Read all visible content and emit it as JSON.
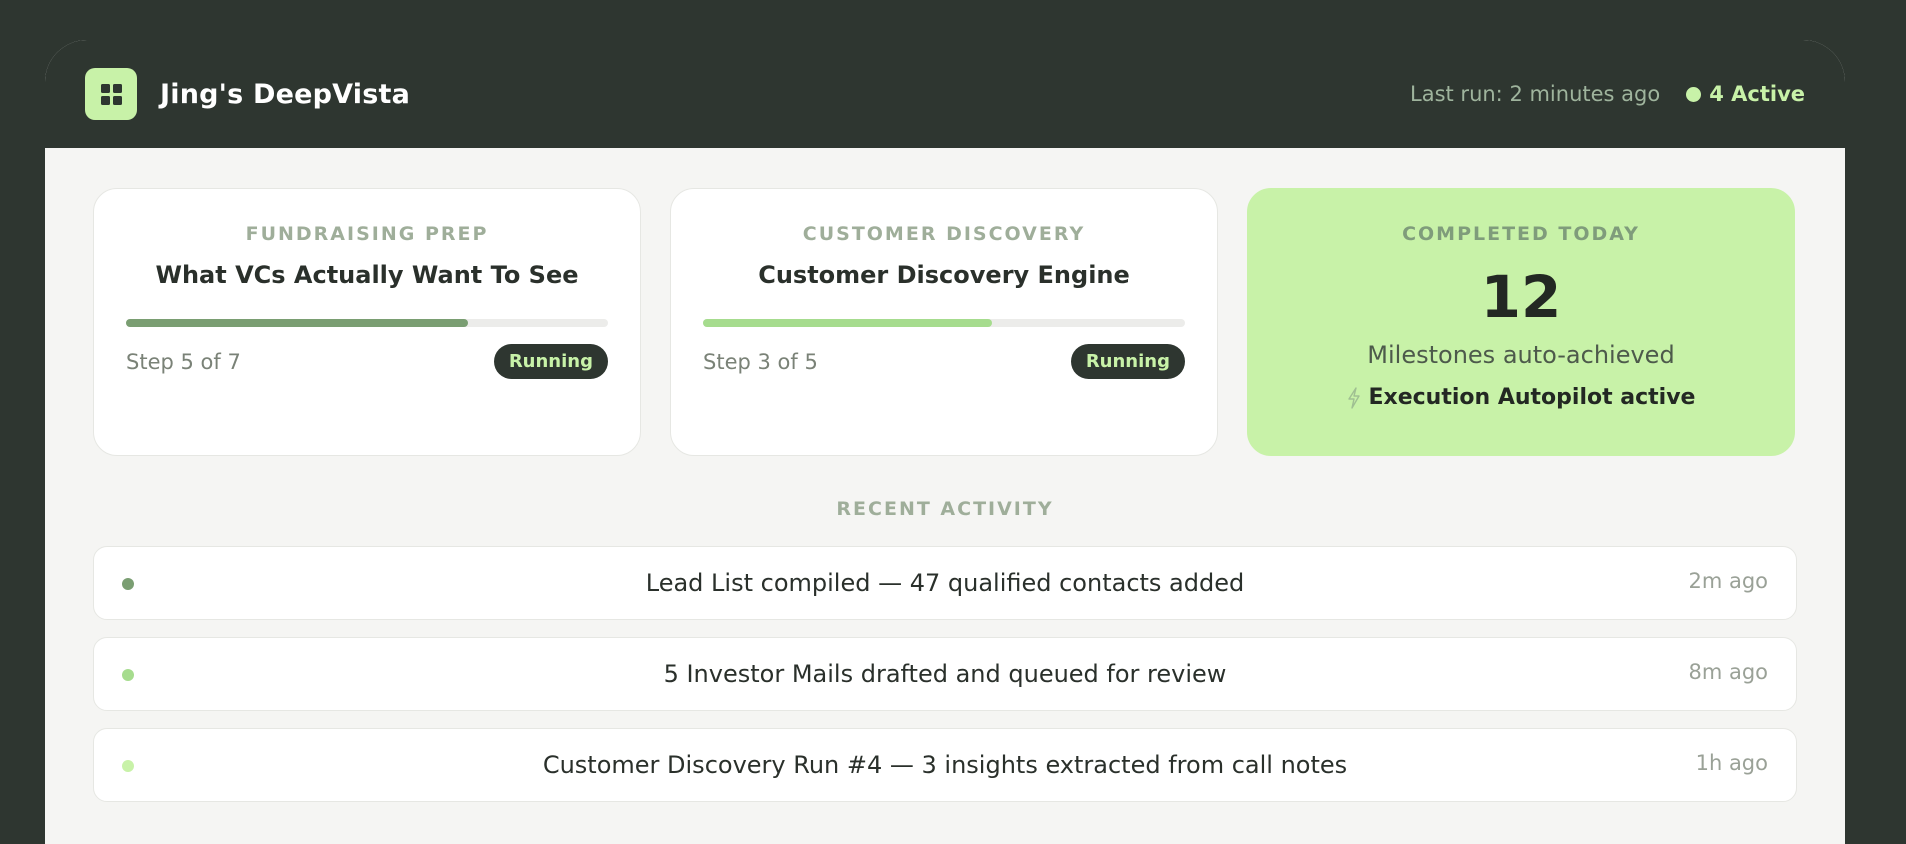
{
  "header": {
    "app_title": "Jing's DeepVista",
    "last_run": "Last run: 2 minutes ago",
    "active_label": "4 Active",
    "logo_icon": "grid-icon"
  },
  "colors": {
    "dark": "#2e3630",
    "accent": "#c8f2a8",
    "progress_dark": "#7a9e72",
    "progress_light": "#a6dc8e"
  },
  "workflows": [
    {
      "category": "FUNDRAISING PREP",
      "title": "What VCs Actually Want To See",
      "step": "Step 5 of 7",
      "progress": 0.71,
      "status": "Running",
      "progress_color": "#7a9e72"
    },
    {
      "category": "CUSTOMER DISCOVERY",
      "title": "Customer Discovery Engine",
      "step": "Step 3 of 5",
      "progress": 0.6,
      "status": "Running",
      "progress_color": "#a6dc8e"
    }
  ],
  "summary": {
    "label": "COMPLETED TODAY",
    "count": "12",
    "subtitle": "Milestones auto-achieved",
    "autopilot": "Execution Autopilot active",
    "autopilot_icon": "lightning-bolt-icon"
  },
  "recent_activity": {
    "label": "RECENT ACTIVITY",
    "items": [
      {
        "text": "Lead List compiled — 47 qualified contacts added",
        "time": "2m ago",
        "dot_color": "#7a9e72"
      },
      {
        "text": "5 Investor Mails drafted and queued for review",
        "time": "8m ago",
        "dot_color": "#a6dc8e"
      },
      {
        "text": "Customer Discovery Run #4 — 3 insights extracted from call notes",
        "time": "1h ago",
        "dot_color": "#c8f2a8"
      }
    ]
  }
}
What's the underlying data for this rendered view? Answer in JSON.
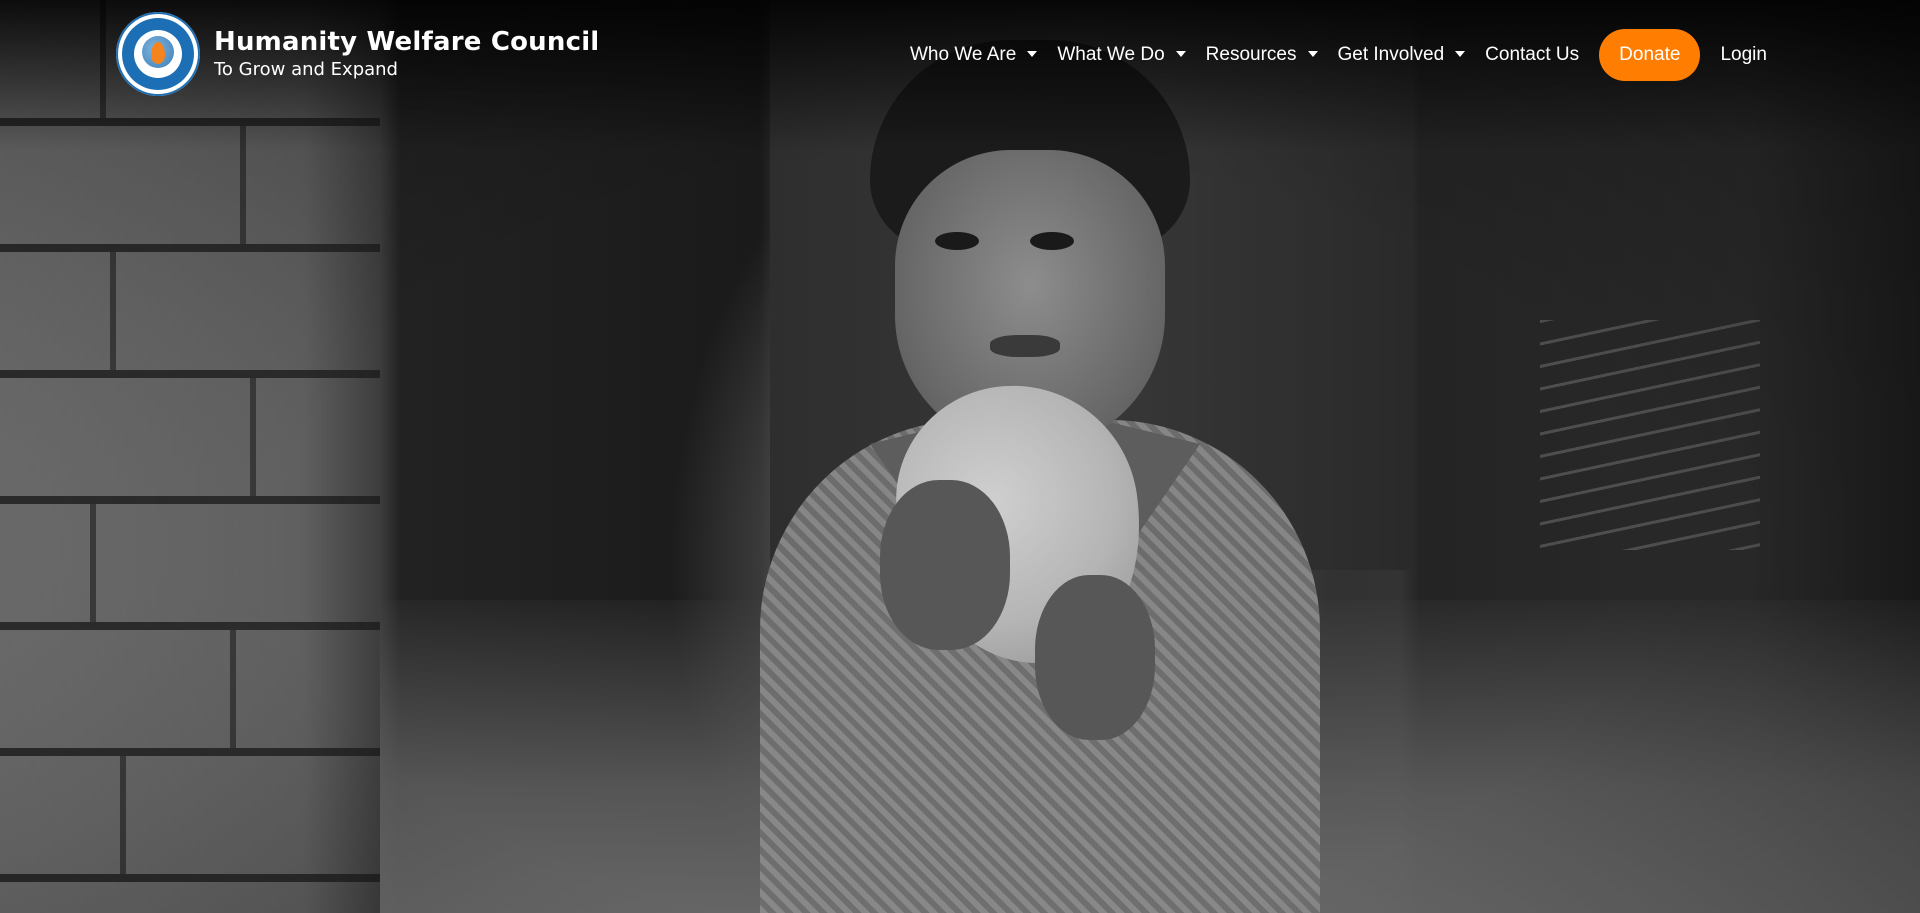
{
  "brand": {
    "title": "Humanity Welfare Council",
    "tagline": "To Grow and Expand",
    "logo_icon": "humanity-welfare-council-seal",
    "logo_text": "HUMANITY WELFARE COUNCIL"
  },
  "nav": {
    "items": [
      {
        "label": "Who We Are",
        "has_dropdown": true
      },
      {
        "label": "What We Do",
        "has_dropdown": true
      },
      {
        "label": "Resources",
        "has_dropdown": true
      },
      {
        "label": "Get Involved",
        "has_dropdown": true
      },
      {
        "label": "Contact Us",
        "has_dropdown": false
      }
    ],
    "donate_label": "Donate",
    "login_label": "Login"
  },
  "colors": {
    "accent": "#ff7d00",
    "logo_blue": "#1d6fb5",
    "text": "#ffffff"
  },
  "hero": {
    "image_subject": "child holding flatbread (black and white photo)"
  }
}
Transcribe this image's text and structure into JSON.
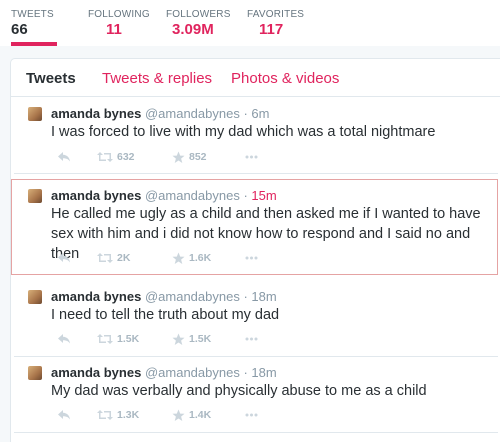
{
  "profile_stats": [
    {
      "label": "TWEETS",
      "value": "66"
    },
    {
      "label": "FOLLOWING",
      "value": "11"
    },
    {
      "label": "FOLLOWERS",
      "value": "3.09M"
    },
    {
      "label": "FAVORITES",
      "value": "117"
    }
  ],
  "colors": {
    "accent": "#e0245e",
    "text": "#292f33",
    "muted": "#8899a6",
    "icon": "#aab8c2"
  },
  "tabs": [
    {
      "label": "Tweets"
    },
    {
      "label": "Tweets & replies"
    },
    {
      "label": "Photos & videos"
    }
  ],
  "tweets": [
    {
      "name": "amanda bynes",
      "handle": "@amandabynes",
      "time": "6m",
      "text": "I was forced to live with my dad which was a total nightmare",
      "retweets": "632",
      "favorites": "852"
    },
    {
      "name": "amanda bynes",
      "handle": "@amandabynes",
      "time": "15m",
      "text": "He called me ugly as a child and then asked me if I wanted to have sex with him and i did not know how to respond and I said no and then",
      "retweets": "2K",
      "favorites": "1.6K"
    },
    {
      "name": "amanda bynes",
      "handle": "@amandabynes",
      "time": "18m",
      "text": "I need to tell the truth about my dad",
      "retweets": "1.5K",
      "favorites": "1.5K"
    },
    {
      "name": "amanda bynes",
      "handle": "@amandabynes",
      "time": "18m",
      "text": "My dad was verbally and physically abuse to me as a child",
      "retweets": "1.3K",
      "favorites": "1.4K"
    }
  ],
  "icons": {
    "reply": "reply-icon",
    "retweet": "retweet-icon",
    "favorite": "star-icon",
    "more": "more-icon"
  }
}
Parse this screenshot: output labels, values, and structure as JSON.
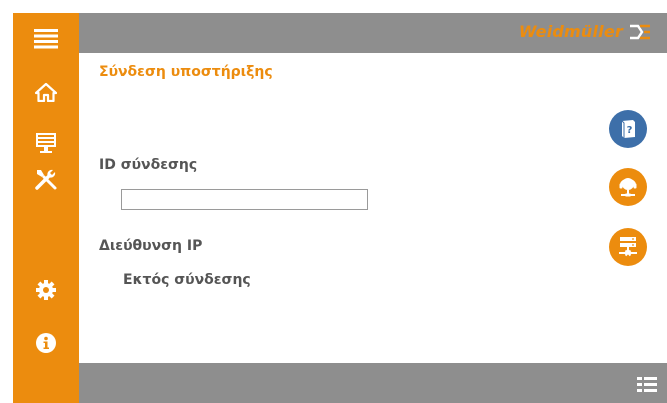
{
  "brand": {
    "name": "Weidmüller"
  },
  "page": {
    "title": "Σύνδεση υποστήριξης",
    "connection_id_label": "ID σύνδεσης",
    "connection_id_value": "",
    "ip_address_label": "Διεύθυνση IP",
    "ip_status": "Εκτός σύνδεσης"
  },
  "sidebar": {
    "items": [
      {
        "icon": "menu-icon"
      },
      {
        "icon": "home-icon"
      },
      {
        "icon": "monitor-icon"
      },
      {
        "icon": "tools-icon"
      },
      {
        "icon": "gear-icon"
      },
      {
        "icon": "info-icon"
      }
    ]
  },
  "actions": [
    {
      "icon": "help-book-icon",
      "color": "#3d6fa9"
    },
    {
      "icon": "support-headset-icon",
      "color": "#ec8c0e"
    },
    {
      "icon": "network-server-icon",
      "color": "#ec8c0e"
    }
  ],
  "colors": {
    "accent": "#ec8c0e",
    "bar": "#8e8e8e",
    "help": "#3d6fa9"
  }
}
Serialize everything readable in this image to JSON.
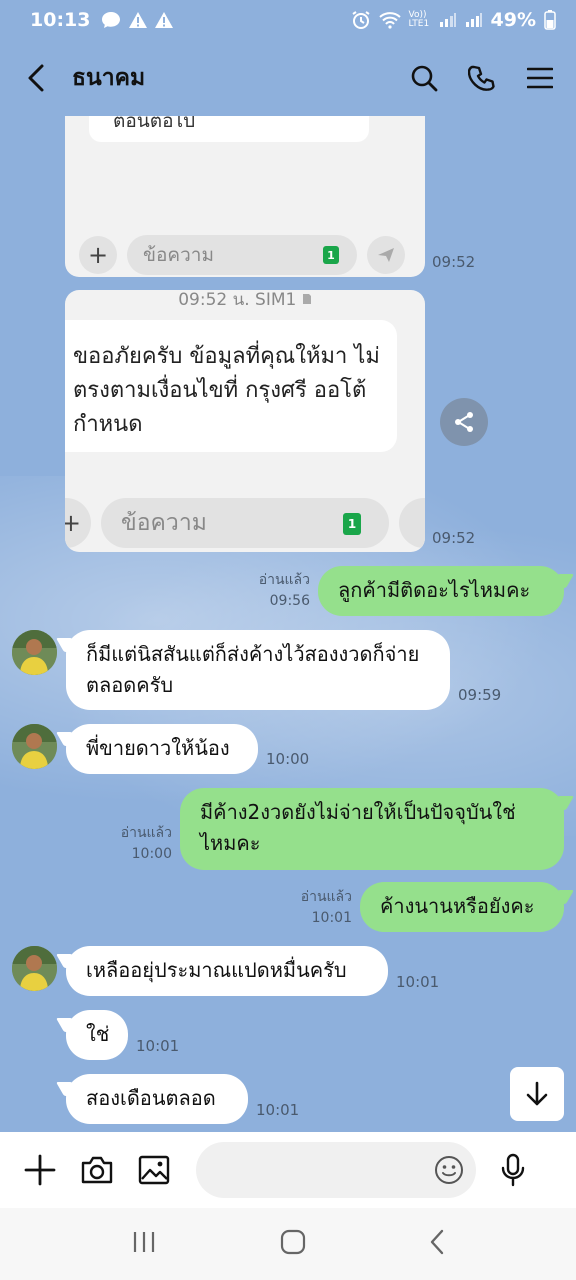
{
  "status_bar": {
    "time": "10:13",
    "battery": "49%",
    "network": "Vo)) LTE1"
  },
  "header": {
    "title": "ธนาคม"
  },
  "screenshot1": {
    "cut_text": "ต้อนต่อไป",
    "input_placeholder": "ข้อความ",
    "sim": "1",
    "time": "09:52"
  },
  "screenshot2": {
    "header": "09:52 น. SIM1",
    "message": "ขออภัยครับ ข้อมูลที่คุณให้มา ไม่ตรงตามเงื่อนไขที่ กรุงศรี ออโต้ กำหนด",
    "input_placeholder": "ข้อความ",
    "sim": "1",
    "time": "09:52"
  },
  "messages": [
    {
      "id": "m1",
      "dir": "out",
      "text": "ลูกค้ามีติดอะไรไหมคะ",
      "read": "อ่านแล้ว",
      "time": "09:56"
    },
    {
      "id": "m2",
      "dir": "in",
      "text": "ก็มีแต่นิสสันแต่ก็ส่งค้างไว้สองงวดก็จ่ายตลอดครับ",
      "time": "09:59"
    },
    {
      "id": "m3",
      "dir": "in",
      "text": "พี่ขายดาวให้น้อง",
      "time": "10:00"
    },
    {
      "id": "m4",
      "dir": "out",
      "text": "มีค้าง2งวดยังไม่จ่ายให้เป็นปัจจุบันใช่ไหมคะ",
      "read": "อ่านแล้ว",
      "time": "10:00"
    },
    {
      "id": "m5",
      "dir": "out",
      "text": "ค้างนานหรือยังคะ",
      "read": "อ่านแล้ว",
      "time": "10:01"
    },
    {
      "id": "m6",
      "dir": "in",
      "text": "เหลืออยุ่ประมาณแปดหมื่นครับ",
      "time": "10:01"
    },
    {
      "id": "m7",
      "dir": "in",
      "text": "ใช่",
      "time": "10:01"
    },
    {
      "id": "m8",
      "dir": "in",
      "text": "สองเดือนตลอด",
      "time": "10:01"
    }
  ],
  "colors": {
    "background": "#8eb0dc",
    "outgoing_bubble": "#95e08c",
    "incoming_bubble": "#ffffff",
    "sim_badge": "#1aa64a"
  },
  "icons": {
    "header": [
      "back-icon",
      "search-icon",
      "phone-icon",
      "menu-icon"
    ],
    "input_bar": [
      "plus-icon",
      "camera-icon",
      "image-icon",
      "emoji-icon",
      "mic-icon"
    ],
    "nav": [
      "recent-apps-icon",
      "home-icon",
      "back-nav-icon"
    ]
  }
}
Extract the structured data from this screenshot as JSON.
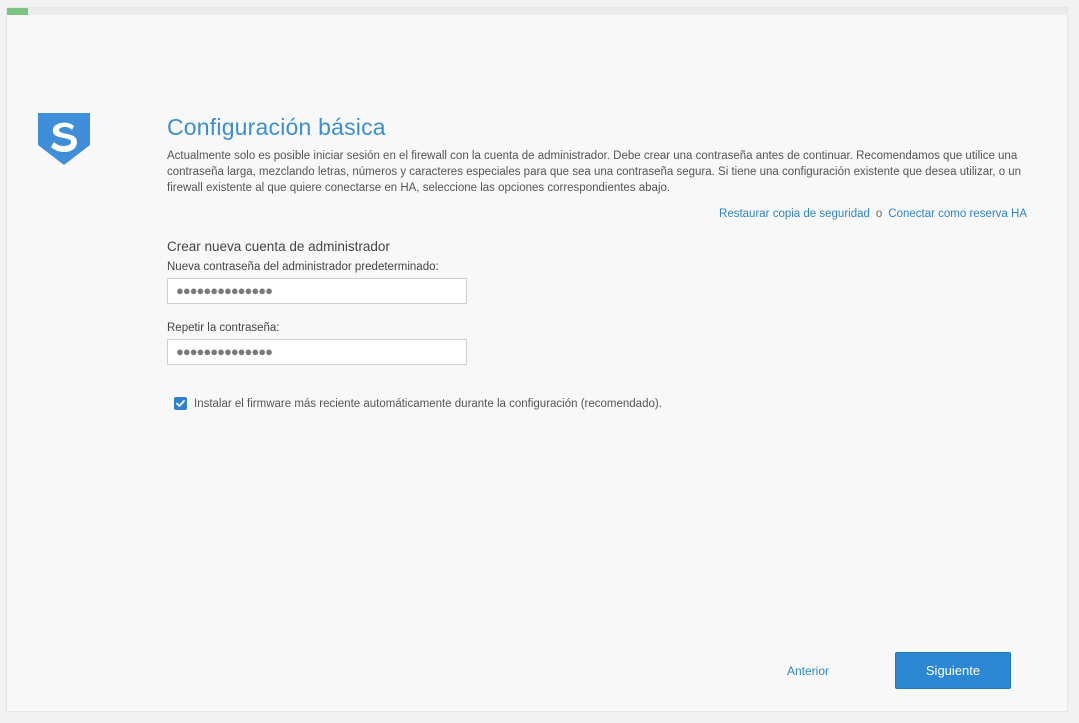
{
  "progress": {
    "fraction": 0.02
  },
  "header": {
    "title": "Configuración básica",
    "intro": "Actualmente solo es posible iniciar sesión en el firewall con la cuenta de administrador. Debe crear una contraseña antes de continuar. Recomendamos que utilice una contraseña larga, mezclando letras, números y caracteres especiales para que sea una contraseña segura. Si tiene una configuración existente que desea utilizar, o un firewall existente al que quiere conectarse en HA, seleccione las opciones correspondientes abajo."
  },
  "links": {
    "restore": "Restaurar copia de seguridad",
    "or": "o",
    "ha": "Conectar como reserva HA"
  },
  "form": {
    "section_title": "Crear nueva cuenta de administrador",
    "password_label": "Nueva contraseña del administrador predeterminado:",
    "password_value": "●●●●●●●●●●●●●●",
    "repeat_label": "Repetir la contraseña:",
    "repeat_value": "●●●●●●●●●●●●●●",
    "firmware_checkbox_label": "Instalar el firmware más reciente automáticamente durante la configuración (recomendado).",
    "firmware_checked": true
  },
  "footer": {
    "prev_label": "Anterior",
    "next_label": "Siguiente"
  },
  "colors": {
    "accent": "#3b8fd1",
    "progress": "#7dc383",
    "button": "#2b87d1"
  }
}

__________________________________________________

Go through the listing above and locate each line that holds the word "data". Copy those lines.

What's the underlying data for this rendered view? Answer in JSON.
Extract the structured data from this screenshot as JSON.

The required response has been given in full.